> _What you will do_: Pictures in the data below are not part of the copy; transcribe everything else exactly.

> _Provided material_:
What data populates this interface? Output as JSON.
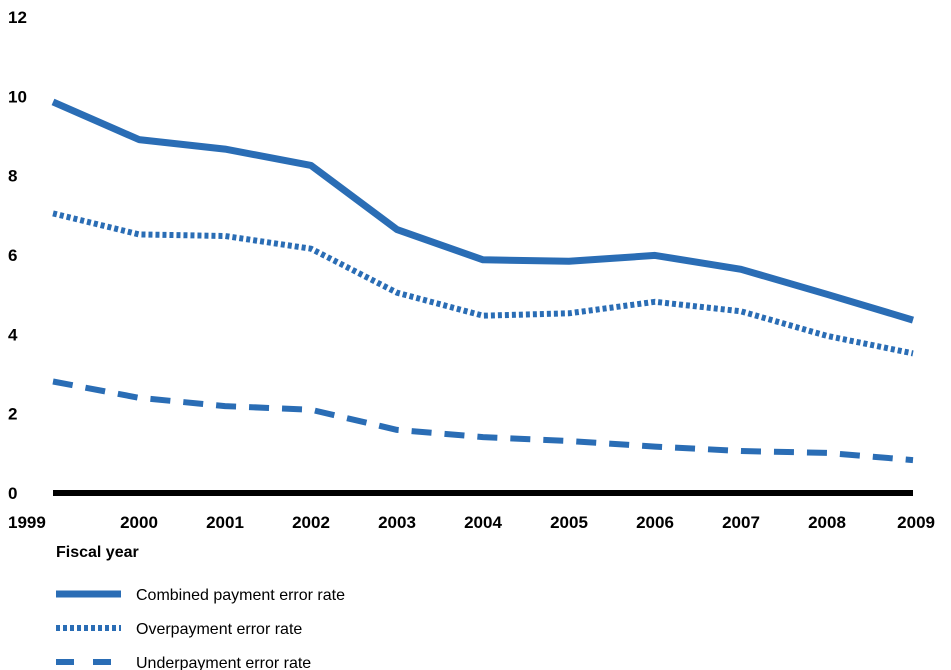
{
  "chart_data": {
    "type": "line",
    "x": [
      "1999",
      "2000",
      "2001",
      "2002",
      "2003",
      "2004",
      "2005",
      "2006",
      "2007",
      "2008",
      "2009"
    ],
    "xlabel": "Fiscal year",
    "ylabel": "",
    "ylim": [
      0,
      12
    ],
    "yticks": [
      0,
      2,
      4,
      6,
      8,
      10,
      12
    ],
    "grid": false,
    "legend_position": "bottom-left",
    "series": [
      {
        "name": "Combined payment error rate",
        "style": "solid",
        "color": "#2a6db5",
        "values": [
          9.86,
          8.91,
          8.67,
          8.26,
          6.64,
          5.88,
          5.84,
          5.99,
          5.64,
          5.01,
          4.36
        ]
      },
      {
        "name": "Overpayment error rate",
        "style": "dotted",
        "color": "#2a6db5",
        "values": [
          7.05,
          6.52,
          6.48,
          6.16,
          5.05,
          4.47,
          4.53,
          4.82,
          4.58,
          3.96,
          3.52
        ]
      },
      {
        "name": "Underpayment error rate",
        "style": "dashed",
        "color": "#2a6db5",
        "values": [
          2.81,
          2.4,
          2.19,
          2.1,
          1.59,
          1.41,
          1.31,
          1.17,
          1.06,
          1.01,
          0.83
        ]
      }
    ]
  }
}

> _Correct response_:
What data populates this interface? Output as JSON.
{
  "chart_data": {
    "type": "line",
    "x": [
      "1999",
      "2000",
      "2001",
      "2002",
      "2003",
      "2004",
      "2005",
      "2006",
      "2007",
      "2008",
      "2009"
    ],
    "xlabel": "Fiscal year",
    "ylabel": "",
    "ylim": [
      0,
      12
    ],
    "yticks": [
      0,
      2,
      4,
      6,
      8,
      10,
      12
    ],
    "grid": false,
    "legend_position": "bottom-left",
    "series": [
      {
        "name": "Combined payment error rate",
        "style": "solid",
        "color": "#2a6db5",
        "values": [
          9.86,
          8.91,
          8.67,
          8.26,
          6.64,
          5.88,
          5.84,
          5.99,
          5.64,
          5.01,
          4.36
        ]
      },
      {
        "name": "Overpayment error rate",
        "style": "dotted",
        "color": "#2a6db5",
        "values": [
          7.05,
          6.52,
          6.48,
          6.16,
          5.05,
          4.47,
          4.53,
          4.82,
          4.58,
          3.96,
          3.52
        ]
      },
      {
        "name": "Underpayment error rate",
        "style": "dashed",
        "color": "#2a6db5",
        "values": [
          2.81,
          2.4,
          2.19,
          2.1,
          1.59,
          1.41,
          1.31,
          1.17,
          1.06,
          1.01,
          0.83
        ]
      }
    ]
  }
}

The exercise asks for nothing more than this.